What you need to do: Transcribe the records below exactly, leaving out any pictures.

Input rows:

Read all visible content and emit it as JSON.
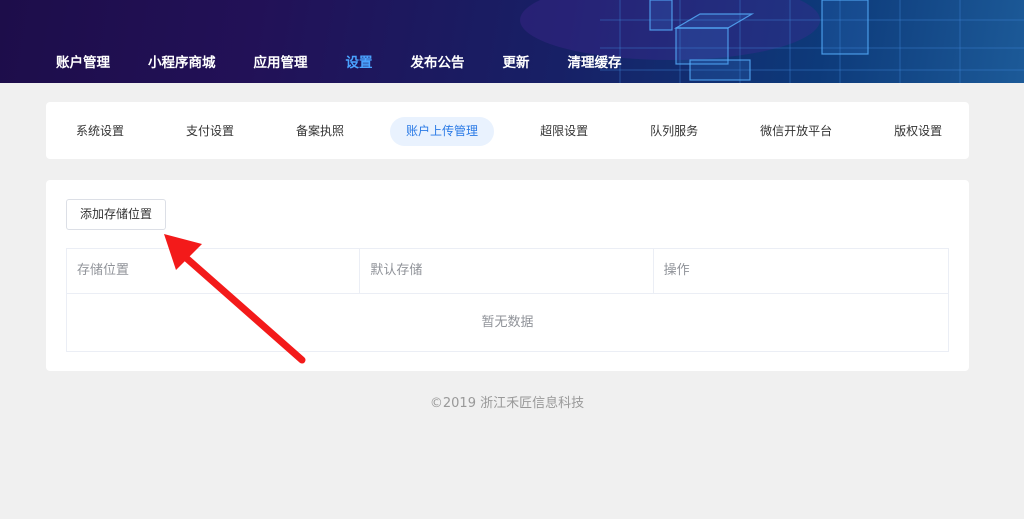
{
  "header": {
    "nav": [
      {
        "label": "账户管理",
        "active": false
      },
      {
        "label": "小程序商城",
        "active": false
      },
      {
        "label": "应用管理",
        "active": false
      },
      {
        "label": "设置",
        "active": true
      },
      {
        "label": "发布公告",
        "active": false
      },
      {
        "label": "更新",
        "active": false
      },
      {
        "label": "清理缓存",
        "active": false
      }
    ]
  },
  "settings_tabs": [
    {
      "label": "系统设置",
      "active": false
    },
    {
      "label": "支付设置",
      "active": false
    },
    {
      "label": "备案执照",
      "active": false
    },
    {
      "label": "账户上传管理",
      "active": true
    },
    {
      "label": "超限设置",
      "active": false
    },
    {
      "label": "队列服务",
      "active": false
    },
    {
      "label": "微信开放平台",
      "active": false
    },
    {
      "label": "版权设置",
      "active": false
    }
  ],
  "content": {
    "add_button_label": "添加存储位置",
    "table": {
      "columns": [
        "存储位置",
        "默认存储",
        "操作"
      ],
      "rows": [],
      "empty_text": "暂无数据"
    }
  },
  "footer": {
    "copyright": "©2019 浙江禾匠信息科技"
  },
  "colors": {
    "accent": "#2a7ae6",
    "nav_active": "#4aa3ff",
    "annotation_arrow": "#f31a1a"
  },
  "annotation": {
    "icon": "red-arrow-icon"
  }
}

Reply to the task:
Read all visible content and emit it as JSON.
{
  "header": {
    "nav": [
      {
        "label": "账户管理",
        "active": false
      },
      {
        "label": "小程序商城",
        "active": false
      },
      {
        "label": "应用管理",
        "active": false
      },
      {
        "label": "设置",
        "active": true
      },
      {
        "label": "发布公告",
        "active": false
      },
      {
        "label": "更新",
        "active": false
      },
      {
        "label": "清理缓存",
        "active": false
      }
    ]
  },
  "settings_tabs": [
    {
      "label": "系统设置",
      "active": false
    },
    {
      "label": "支付设置",
      "active": false
    },
    {
      "label": "备案执照",
      "active": false
    },
    {
      "label": "账户上传管理",
      "active": true
    },
    {
      "label": "超限设置",
      "active": false
    },
    {
      "label": "队列服务",
      "active": false
    },
    {
      "label": "微信开放平台",
      "active": false
    },
    {
      "label": "版权设置",
      "active": false
    }
  ],
  "content": {
    "add_button_label": "添加存储位置",
    "table": {
      "columns": [
        "存储位置",
        "默认存储",
        "操作"
      ],
      "rows": [],
      "empty_text": "暂无数据"
    }
  },
  "footer": {
    "copyright": "©2019 浙江禾匠信息科技"
  },
  "colors": {
    "accent": "#2a7ae6",
    "nav_active": "#4aa3ff",
    "annotation_arrow": "#f31a1a"
  },
  "annotation": {
    "icon": "red-arrow-icon"
  }
}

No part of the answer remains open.